====== DATA TO PROCESS ======

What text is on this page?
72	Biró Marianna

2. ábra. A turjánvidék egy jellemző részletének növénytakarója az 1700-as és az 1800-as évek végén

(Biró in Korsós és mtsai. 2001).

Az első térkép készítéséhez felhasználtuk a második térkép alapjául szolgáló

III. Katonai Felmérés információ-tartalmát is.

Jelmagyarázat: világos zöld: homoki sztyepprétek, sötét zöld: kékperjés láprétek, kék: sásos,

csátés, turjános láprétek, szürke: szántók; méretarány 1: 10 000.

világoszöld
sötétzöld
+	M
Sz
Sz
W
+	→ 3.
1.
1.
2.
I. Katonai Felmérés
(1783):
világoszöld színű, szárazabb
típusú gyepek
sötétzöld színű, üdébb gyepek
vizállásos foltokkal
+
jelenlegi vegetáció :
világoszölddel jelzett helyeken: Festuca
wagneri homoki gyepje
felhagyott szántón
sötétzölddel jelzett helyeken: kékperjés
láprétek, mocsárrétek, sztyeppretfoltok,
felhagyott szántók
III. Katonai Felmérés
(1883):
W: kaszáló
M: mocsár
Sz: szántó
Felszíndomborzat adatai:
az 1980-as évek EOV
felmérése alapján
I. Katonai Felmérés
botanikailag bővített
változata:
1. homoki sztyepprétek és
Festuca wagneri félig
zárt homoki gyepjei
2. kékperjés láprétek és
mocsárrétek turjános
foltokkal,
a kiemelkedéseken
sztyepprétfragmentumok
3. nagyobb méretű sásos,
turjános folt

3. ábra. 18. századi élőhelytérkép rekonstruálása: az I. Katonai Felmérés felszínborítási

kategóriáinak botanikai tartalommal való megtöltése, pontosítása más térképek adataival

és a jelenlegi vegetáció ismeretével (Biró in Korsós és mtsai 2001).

======
====== DATA TO PROCESS ======

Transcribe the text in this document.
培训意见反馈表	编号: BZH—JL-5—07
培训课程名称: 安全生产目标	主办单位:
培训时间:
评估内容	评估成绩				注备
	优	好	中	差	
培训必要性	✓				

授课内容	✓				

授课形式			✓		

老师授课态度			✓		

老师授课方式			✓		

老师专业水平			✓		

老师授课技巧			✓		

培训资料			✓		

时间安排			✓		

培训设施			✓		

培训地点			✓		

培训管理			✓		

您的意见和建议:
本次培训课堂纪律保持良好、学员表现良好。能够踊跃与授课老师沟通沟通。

======
====== DATA TO PROCESS ======

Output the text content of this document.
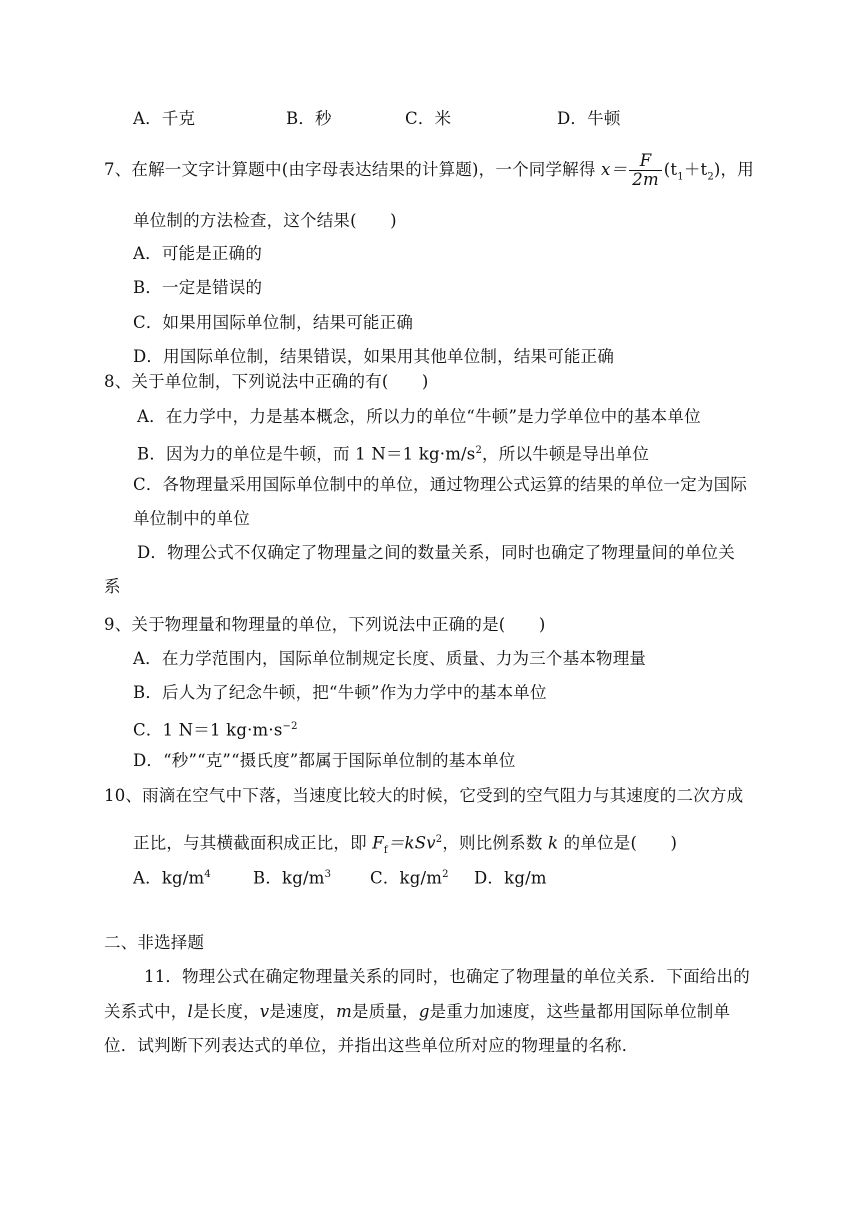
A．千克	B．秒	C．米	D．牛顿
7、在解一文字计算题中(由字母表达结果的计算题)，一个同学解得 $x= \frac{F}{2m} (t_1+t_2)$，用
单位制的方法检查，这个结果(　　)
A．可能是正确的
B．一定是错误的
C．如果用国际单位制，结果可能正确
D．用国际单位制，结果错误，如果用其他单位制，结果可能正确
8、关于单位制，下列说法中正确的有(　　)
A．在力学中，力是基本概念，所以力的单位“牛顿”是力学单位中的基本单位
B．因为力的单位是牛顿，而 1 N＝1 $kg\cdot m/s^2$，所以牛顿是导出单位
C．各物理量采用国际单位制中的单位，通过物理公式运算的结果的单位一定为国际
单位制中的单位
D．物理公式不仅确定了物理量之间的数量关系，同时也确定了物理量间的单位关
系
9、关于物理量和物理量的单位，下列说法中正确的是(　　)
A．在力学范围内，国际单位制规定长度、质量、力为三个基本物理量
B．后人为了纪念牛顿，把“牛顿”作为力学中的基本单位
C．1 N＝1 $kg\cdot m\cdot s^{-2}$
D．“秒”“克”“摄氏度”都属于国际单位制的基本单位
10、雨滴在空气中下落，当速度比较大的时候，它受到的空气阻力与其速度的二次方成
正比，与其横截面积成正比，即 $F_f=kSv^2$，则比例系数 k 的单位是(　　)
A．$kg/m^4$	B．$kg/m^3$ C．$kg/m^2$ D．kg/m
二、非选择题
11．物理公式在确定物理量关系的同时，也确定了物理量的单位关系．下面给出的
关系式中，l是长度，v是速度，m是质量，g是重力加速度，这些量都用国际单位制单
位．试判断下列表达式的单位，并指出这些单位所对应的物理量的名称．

======

§ PROBLEM DETAILS:
Gather from the data above every line with the string "Katonai".

§ COMPLETE ANSWER:
III. Katonai Felmérés információ-tartalmát is.
I. Katonai Felmérés
III. Katonai Felmérés
I. Katonai Felmérés
3. ábra. 18. századi élőhelytérkép rekonstruálása: az I. Katonai Felmérés felszínborítási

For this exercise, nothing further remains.